Dataset records:
==============================
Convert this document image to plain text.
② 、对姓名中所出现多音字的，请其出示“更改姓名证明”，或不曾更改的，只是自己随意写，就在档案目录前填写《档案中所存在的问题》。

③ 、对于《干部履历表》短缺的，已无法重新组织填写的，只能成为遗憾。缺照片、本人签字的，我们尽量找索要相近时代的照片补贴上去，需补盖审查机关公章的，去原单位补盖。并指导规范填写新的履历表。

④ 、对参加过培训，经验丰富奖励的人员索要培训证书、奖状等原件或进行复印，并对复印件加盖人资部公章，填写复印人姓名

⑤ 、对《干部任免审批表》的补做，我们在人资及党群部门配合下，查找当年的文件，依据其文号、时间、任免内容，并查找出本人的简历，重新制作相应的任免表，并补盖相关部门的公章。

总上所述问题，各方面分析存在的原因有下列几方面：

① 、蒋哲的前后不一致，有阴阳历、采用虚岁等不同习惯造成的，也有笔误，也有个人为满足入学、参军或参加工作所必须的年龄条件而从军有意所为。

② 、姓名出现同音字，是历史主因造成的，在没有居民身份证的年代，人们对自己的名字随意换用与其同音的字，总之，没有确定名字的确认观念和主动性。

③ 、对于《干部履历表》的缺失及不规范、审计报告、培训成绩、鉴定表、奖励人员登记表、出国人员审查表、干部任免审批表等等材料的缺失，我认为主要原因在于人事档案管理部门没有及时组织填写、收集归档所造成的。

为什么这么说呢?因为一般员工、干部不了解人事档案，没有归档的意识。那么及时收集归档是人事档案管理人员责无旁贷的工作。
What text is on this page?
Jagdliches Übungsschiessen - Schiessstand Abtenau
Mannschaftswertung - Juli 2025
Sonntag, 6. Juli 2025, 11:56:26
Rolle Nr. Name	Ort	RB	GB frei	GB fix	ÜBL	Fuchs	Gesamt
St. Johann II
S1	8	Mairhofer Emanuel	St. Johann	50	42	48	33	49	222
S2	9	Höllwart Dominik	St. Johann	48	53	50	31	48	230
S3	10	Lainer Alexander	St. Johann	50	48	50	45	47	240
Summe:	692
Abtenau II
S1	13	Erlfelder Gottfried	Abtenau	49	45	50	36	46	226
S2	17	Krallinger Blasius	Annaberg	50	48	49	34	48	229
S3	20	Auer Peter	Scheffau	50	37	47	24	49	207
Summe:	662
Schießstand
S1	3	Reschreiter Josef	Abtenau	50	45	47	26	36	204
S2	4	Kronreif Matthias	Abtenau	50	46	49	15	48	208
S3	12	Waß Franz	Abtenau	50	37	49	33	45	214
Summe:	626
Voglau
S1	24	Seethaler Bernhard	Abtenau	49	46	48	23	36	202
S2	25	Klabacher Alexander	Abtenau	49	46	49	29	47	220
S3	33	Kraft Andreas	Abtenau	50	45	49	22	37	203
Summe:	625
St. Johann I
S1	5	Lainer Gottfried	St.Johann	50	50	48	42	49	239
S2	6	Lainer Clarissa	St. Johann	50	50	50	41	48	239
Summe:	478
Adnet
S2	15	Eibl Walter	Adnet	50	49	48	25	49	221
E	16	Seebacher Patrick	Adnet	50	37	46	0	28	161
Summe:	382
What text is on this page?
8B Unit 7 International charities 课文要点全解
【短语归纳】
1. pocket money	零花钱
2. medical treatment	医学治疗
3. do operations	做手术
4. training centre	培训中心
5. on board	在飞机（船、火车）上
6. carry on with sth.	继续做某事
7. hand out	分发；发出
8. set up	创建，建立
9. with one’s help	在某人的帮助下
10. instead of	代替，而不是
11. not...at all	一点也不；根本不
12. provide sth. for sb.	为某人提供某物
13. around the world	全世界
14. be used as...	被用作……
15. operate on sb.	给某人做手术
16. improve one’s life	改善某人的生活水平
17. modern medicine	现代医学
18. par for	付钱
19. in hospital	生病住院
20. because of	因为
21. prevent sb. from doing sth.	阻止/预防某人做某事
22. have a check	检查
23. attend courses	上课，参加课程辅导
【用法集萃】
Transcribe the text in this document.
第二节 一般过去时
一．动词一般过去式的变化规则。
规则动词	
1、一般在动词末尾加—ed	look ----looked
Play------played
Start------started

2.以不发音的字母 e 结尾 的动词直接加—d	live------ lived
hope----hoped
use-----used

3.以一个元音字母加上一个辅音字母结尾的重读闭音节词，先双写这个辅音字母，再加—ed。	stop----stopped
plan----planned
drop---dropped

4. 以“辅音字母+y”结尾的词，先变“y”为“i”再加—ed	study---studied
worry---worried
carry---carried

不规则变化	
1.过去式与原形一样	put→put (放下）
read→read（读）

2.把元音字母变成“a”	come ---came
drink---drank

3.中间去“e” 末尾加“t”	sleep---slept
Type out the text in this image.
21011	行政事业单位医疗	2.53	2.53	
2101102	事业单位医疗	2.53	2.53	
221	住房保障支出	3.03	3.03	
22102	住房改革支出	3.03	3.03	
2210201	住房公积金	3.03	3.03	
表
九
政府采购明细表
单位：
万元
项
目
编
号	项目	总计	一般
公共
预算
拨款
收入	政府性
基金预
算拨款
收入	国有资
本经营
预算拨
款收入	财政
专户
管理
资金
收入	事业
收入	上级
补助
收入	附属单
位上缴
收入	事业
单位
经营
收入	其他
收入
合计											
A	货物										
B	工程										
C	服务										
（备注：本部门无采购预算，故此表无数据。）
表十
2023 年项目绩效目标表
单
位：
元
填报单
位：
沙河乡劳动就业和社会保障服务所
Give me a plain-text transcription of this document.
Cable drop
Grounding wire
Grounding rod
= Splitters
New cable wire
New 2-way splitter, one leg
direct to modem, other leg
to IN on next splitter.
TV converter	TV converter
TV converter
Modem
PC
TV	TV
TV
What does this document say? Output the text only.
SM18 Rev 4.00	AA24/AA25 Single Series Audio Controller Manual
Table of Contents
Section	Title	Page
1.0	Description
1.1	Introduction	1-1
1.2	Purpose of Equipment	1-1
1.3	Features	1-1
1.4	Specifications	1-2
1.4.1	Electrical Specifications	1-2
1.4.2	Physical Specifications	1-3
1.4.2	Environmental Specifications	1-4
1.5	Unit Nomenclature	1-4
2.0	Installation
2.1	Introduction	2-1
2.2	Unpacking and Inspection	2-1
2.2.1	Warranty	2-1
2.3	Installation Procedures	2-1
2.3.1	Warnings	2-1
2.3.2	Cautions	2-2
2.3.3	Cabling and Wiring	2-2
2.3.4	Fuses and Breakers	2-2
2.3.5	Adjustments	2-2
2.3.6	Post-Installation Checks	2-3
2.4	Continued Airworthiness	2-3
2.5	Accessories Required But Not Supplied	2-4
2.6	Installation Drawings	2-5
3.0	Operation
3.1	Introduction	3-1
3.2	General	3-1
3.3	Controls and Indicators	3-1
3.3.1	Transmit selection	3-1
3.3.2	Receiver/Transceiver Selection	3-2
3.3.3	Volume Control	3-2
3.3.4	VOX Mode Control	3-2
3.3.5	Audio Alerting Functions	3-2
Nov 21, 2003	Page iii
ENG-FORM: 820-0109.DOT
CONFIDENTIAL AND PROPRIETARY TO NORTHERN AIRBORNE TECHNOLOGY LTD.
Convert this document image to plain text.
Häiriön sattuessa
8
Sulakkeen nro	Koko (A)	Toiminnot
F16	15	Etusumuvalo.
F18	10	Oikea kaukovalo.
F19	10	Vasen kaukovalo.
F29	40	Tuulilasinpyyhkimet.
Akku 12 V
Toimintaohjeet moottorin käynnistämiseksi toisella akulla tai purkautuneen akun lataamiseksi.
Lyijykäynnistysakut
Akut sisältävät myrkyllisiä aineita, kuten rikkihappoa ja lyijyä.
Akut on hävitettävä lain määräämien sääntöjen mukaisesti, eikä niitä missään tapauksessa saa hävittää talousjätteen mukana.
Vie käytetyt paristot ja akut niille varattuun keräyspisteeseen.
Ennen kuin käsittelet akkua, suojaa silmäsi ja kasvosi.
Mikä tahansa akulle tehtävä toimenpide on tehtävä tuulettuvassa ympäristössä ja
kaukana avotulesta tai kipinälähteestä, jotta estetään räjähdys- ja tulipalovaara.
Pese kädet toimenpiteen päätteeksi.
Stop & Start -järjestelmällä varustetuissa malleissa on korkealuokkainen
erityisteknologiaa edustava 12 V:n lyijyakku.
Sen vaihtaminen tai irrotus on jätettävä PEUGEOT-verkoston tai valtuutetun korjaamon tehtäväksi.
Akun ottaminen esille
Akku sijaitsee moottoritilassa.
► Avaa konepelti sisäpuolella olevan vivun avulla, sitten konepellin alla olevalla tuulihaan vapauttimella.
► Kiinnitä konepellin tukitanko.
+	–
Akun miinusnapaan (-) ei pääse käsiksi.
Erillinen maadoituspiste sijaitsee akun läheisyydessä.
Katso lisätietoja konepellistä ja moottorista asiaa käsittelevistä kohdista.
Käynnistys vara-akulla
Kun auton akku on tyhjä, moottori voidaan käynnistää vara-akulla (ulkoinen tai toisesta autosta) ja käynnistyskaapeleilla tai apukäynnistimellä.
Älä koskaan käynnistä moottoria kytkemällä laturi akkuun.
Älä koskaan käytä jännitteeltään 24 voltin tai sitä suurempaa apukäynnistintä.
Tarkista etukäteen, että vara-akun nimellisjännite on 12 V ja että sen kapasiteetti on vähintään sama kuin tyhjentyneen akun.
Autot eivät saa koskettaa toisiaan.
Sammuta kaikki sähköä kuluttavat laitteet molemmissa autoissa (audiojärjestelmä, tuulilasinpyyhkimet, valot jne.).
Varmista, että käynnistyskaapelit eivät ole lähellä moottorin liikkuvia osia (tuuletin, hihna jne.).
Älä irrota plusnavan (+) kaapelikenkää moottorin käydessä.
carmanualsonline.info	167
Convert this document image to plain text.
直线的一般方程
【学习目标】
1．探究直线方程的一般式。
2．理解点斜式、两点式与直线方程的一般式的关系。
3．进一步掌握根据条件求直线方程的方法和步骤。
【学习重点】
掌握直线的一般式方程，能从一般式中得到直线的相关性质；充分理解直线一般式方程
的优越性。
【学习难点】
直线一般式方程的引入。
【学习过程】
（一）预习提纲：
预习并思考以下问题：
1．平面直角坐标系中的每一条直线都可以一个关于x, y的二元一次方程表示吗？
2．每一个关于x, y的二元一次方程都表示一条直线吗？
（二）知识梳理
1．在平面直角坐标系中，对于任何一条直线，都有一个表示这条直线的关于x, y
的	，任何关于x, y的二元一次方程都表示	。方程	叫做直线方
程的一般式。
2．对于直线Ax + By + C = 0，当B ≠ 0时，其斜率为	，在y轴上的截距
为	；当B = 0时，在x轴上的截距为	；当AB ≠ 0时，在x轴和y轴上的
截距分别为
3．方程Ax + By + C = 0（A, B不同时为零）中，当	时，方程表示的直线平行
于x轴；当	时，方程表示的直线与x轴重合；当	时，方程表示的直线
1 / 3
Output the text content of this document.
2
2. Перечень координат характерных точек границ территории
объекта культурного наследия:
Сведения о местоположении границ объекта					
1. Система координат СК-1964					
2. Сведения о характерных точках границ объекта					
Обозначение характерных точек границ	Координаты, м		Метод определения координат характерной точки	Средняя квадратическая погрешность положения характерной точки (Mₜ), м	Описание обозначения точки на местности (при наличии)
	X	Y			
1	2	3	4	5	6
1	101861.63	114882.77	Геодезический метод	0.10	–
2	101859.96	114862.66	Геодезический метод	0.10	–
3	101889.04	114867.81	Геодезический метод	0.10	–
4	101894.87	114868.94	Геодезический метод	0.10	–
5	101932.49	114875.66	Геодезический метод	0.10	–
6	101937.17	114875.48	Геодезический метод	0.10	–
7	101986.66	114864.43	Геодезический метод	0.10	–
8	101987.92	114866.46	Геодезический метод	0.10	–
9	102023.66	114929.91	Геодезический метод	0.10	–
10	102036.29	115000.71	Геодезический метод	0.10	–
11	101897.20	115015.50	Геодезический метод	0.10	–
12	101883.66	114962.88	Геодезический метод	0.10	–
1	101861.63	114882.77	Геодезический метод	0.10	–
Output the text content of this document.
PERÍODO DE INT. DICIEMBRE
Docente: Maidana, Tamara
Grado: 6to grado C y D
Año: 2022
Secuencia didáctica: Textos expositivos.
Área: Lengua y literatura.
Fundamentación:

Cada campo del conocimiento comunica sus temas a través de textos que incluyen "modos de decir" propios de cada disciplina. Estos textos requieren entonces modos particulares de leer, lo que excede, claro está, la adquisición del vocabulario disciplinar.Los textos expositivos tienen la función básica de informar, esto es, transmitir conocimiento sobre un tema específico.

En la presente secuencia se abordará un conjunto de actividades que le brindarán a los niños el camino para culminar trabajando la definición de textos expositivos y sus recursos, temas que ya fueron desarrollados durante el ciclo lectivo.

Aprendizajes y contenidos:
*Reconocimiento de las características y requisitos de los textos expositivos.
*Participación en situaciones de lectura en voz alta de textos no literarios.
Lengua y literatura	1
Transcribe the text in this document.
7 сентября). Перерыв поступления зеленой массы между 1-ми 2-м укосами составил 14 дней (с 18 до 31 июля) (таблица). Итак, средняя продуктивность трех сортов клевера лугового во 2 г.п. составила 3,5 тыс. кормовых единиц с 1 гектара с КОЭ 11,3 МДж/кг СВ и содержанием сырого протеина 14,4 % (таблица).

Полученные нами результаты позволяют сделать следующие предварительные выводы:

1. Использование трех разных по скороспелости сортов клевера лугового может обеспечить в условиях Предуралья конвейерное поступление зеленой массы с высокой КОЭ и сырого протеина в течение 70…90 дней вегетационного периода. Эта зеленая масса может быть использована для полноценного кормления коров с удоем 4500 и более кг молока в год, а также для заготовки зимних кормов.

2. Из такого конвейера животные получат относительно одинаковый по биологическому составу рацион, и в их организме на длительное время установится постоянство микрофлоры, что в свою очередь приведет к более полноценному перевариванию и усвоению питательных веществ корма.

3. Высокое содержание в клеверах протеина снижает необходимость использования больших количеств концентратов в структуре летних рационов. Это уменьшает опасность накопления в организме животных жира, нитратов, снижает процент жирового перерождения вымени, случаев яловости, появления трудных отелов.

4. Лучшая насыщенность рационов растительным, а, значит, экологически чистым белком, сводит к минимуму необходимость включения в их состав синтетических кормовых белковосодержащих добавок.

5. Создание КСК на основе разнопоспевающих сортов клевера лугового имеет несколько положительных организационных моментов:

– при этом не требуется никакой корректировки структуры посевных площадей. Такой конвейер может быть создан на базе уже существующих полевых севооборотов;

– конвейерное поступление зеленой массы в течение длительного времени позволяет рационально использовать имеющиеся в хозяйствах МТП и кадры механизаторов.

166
==============================
WORK REQUIRED: Look above for lines with the word "характерных" and copy them all.

WRITTEN RESPONSE:
2. Перечень координат характерных точек границ территории
2. Сведения о характерных точках границ объекта					
Обозначение характерных точек границ	Координаты, м		Метод определения координат характерной точки	Средняя квадратическая погрешность положения характерной точки (Mₜ), м	Описание обозначения точки на местности (при наличии)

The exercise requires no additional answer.